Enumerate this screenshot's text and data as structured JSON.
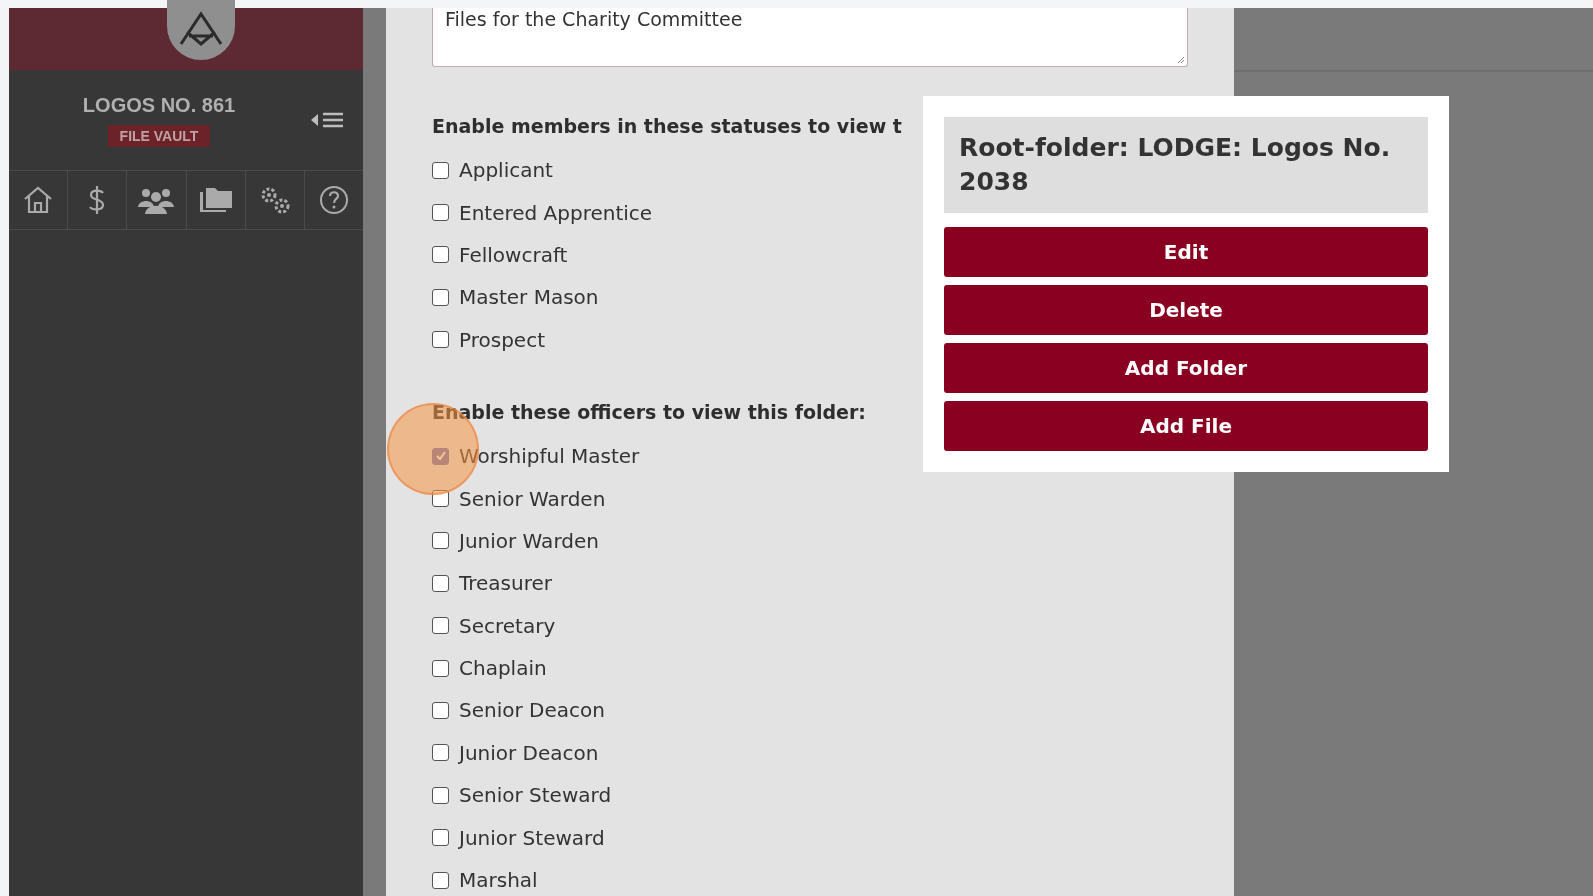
{
  "sidebar": {
    "lodge_name": "LOGOS NO. 861",
    "section_badge": "FILE VAULT"
  },
  "modal": {
    "description_value": "Files for the Charity Committee",
    "statuses": {
      "heading": "Enable members in these statuses to view t",
      "items": [
        {
          "label": "Applicant",
          "checked": false
        },
        {
          "label": "Entered Apprentice",
          "checked": false
        },
        {
          "label": "Fellowcraft",
          "checked": false
        },
        {
          "label": "Master Mason",
          "checked": false
        },
        {
          "label": "Prospect",
          "checked": false
        }
      ]
    },
    "officers": {
      "heading": "Enable these officers to view this folder:",
      "items": [
        {
          "label": "Worshipful Master",
          "checked": true
        },
        {
          "label": "Senior Warden",
          "checked": false
        },
        {
          "label": "Junior Warden",
          "checked": false
        },
        {
          "label": "Treasurer",
          "checked": false
        },
        {
          "label": "Secretary",
          "checked": false
        },
        {
          "label": "Chaplain",
          "checked": false
        },
        {
          "label": "Senior Deacon",
          "checked": false
        },
        {
          "label": "Junior Deacon",
          "checked": false
        },
        {
          "label": "Senior Steward",
          "checked": false
        },
        {
          "label": "Junior Steward",
          "checked": false
        },
        {
          "label": "Marshal",
          "checked": false
        }
      ]
    }
  },
  "folder_menu": {
    "title": "Root-folder: LODGE: Logos No. 2038",
    "buttons": [
      "Edit",
      "Delete",
      "Add Folder",
      "Add File"
    ]
  }
}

**TASK INSTRUCTIONS:** Using the listing above, return all lines where the word "heading" occurs.

**THE COMPLETED TASK:**
      "heading": "Enable members in these statuses to view t",
      "heading": "Enable these officers to view this folder:",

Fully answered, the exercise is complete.